• GIVEN PROBLEM:
Print the entries that appear below, exactly as written and without their pictures.

## Start SOURCE MATERIAL

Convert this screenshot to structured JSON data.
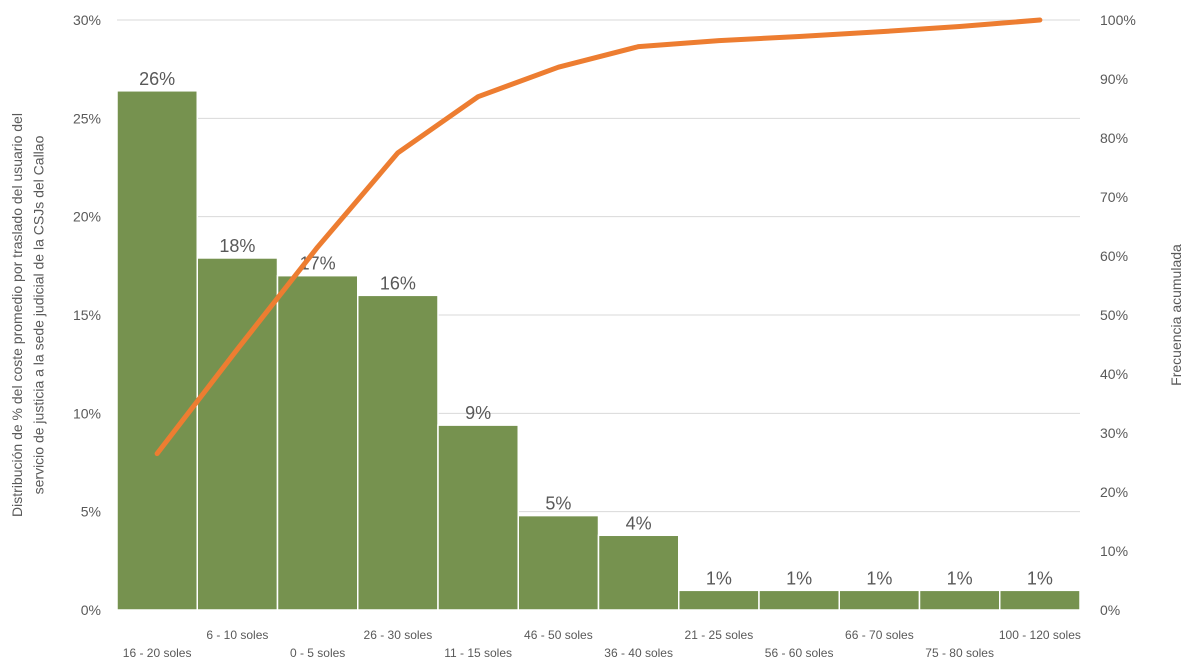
{
  "chart_data": {
    "type": "bar",
    "categories": [
      "16 - 20 soles",
      "6 - 10 soles",
      "0 - 5 soles",
      "26 - 30 soles",
      "11 - 15 soles",
      "46 - 50 soles",
      "36 - 40 soles",
      "21 - 25 soles",
      "56 - 60 soles",
      "66 - 70 soles",
      "75 - 80 soles",
      "100 - 120 soles"
    ],
    "series": [
      {
        "type": "bar",
        "values": [
          26.4,
          17.9,
          17.0,
          16.0,
          9.4,
          4.8,
          3.8,
          1.0,
          1.0,
          1.0,
          1.0,
          1.0
        ],
        "data_labels": [
          "26%",
          "18%",
          "17%",
          "16%",
          "9%",
          "5%",
          "4%",
          "1%",
          "1%",
          "1%",
          "1%",
          "1%"
        ],
        "color": "#76924f"
      },
      {
        "type": "line",
        "axis": "secondary",
        "values": [
          26.5,
          44.2,
          61.5,
          77.5,
          87.0,
          92.0,
          95.5,
          96.5,
          97.2,
          98.0,
          98.9,
          100.0
        ],
        "color": "#ed7d31"
      }
    ],
    "ylabel_line1": "Distribución de % del coste promedio por traslado del usuario del",
    "ylabel_line2": "servicio de justicia  a la sede judicial de la CSJs del Callao",
    "y2label": "Frecuencia acumulada",
    "ylim": [
      0,
      30
    ],
    "y2lim": [
      0,
      100
    ],
    "yticks": [
      "0%",
      "5%",
      "10%",
      "15%",
      "20%",
      "25%",
      "30%"
    ],
    "y2ticks": [
      "0%",
      "10%",
      "20%",
      "30%",
      "40%",
      "50%",
      "60%",
      "70%",
      "80%",
      "90%",
      "100%"
    ],
    "grid": true,
    "colors": {
      "bar": "#76924f",
      "line": "#ed7d31",
      "grid": "#d9d9d9",
      "text": "#595959"
    }
  }
}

## End SOURCE MATERIAL

• WRITTEN REPLY:
Convert this screenshot to structured JSON data.
{
  "chart_data": {
    "type": "bar",
    "categories": [
      "16 - 20 soles",
      "6 - 10 soles",
      "0 - 5 soles",
      "26 - 30 soles",
      "11 - 15 soles",
      "46 - 50 soles",
      "36 - 40 soles",
      "21 - 25 soles",
      "56 - 60 soles",
      "66 - 70 soles",
      "75 - 80 soles",
      "100 - 120 soles"
    ],
    "series": [
      {
        "type": "bar",
        "values": [
          26.4,
          17.9,
          17.0,
          16.0,
          9.4,
          4.8,
          3.8,
          1.0,
          1.0,
          1.0,
          1.0,
          1.0
        ],
        "data_labels": [
          "26%",
          "18%",
          "17%",
          "16%",
          "9%",
          "5%",
          "4%",
          "1%",
          "1%",
          "1%",
          "1%",
          "1%"
        ],
        "color": "#76924f"
      },
      {
        "type": "line",
        "axis": "secondary",
        "values": [
          26.5,
          44.2,
          61.5,
          77.5,
          87.0,
          92.0,
          95.5,
          96.5,
          97.2,
          98.0,
          98.9,
          100.0
        ],
        "color": "#ed7d31"
      }
    ],
    "ylabel_line1": "Distribución de % del coste promedio por traslado del usuario del",
    "ylabel_line2": "servicio de justicia  a la sede judicial de la CSJs del Callao",
    "y2label": "Frecuencia acumulada",
    "ylim": [
      0,
      30
    ],
    "y2lim": [
      0,
      100
    ],
    "yticks": [
      "0%",
      "5%",
      "10%",
      "15%",
      "20%",
      "25%",
      "30%"
    ],
    "y2ticks": [
      "0%",
      "10%",
      "20%",
      "30%",
      "40%",
      "50%",
      "60%",
      "70%",
      "80%",
      "90%",
      "100%"
    ],
    "grid": true,
    "colors": {
      "bar": "#76924f",
      "line": "#ed7d31",
      "grid": "#d9d9d9",
      "text": "#595959"
    }
  }
}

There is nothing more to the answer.